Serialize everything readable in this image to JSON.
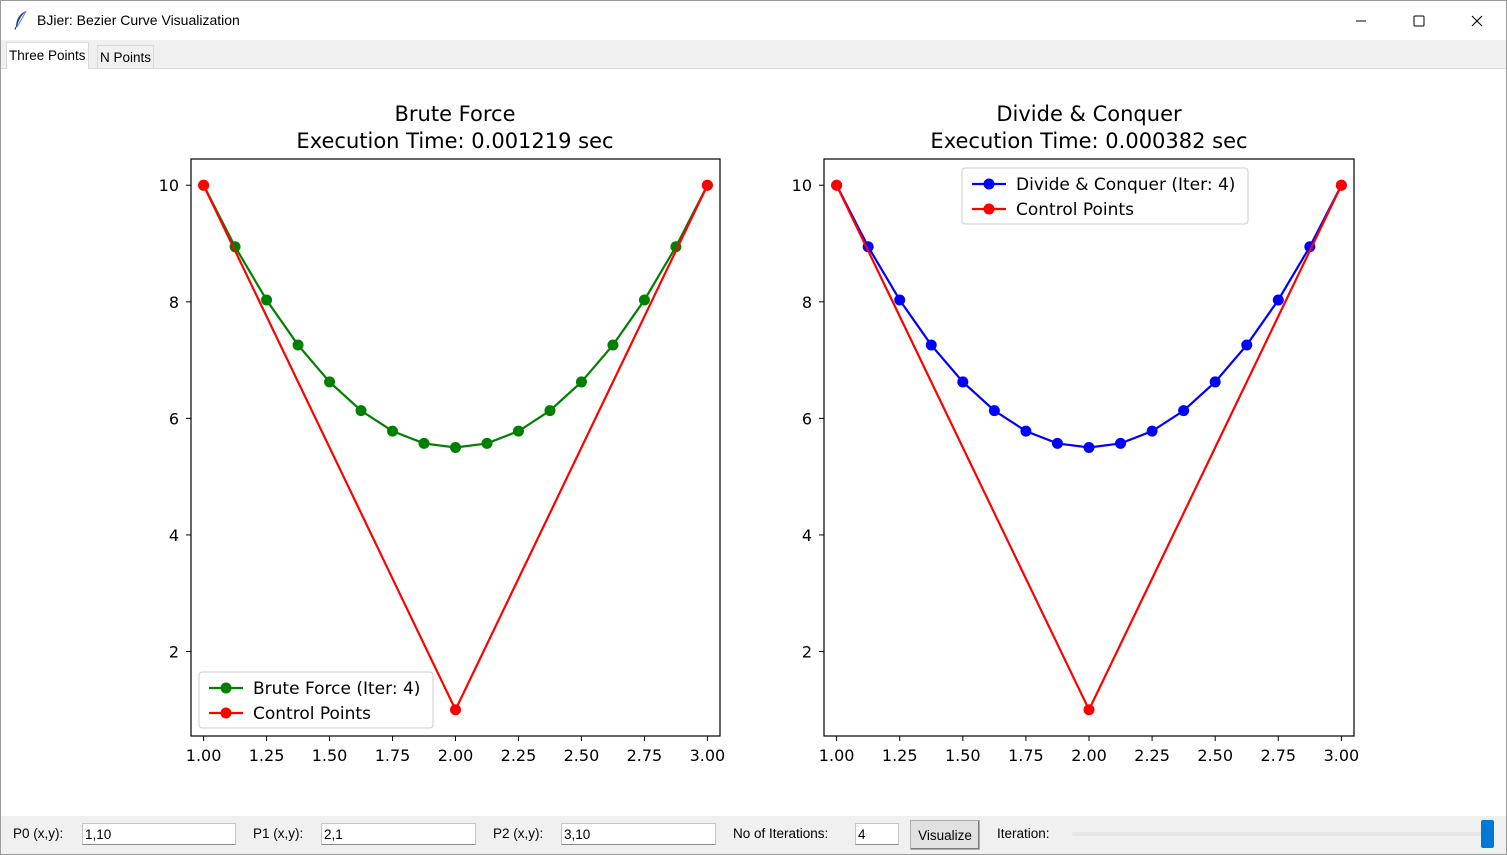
{
  "window": {
    "title": "BJier: Bezier Curve Visualization"
  },
  "tabs": [
    {
      "label": "Three Points",
      "active": true
    },
    {
      "label": "N Points",
      "active": false
    }
  ],
  "chart_data": [
    {
      "type": "line",
      "title": "Brute Force",
      "subtitle": "Execution Time: 0.001219 sec",
      "xlim": [
        0.95,
        3.05
      ],
      "ylim": [
        0.55,
        10.45
      ],
      "xticks": [
        "1.00",
        "1.25",
        "1.50",
        "1.75",
        "2.00",
        "2.25",
        "2.50",
        "2.75",
        "3.00"
      ],
      "yticks": [
        "2",
        "4",
        "6",
        "8",
        "10"
      ],
      "legend": "lower-left",
      "series": [
        {
          "name": "Brute Force (Iter: 4)",
          "color": "#008000",
          "x": [
            1.0,
            1.125,
            1.25,
            1.375,
            1.5,
            1.625,
            1.75,
            1.875,
            2.0,
            2.125,
            2.25,
            2.375,
            2.5,
            2.625,
            2.75,
            2.875,
            3.0
          ],
          "y": [
            10,
            8.945,
            8.031,
            7.258,
            6.625,
            6.133,
            5.781,
            5.57,
            5.5,
            5.57,
            5.781,
            6.133,
            6.625,
            7.258,
            8.031,
            8.945,
            10
          ]
        },
        {
          "name": "Control Points",
          "color": "#ff0000",
          "x": [
            1,
            2,
            3
          ],
          "y": [
            10,
            1,
            10
          ]
        }
      ]
    },
    {
      "type": "line",
      "title": "Divide & Conquer",
      "subtitle": "Execution Time: 0.000382 sec",
      "xlim": [
        0.95,
        3.05
      ],
      "ylim": [
        0.55,
        10.45
      ],
      "xticks": [
        "1.00",
        "1.25",
        "1.50",
        "1.75",
        "2.00",
        "2.25",
        "2.50",
        "2.75",
        "3.00"
      ],
      "yticks": [
        "2",
        "4",
        "6",
        "8",
        "10"
      ],
      "legend": "upper-center",
      "series": [
        {
          "name": "Divide & Conquer (Iter: 4)",
          "color": "#0000ff",
          "x": [
            1.0,
            1.125,
            1.25,
            1.375,
            1.5,
            1.625,
            1.75,
            1.875,
            2.0,
            2.125,
            2.25,
            2.375,
            2.5,
            2.625,
            2.75,
            2.875,
            3.0
          ],
          "y": [
            10,
            8.945,
            8.031,
            7.258,
            6.625,
            6.133,
            5.781,
            5.57,
            5.5,
            5.57,
            5.781,
            6.133,
            6.625,
            7.258,
            8.031,
            8.945,
            10
          ]
        },
        {
          "name": "Control Points",
          "color": "#ff0000",
          "x": [
            1,
            2,
            3
          ],
          "y": [
            10,
            1,
            10
          ]
        }
      ]
    }
  ],
  "controls": {
    "p0_label": "P0 (x,y):",
    "p0_value": "1,10",
    "p1_label": "P1 (x,y):",
    "p1_value": "2,1",
    "p2_label": "P2 (x,y):",
    "p2_value": "3,10",
    "iterations_label": "No of Iterations:",
    "iterations_value": "4",
    "visualize_label": "Visualize",
    "iteration_label": "Iteration:",
    "iteration_slider_fraction": 1.0
  },
  "icons": {
    "app": "feather-icon",
    "minimize": "minimize-icon",
    "maximize": "maximize-icon",
    "close": "close-icon"
  }
}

Request
Take each line containing the string "color" and copy it out.

Answer to this problem
          "color": "#008000",
          "color": "#ff0000",
          "color": "#0000ff",
          "color": "#ff0000",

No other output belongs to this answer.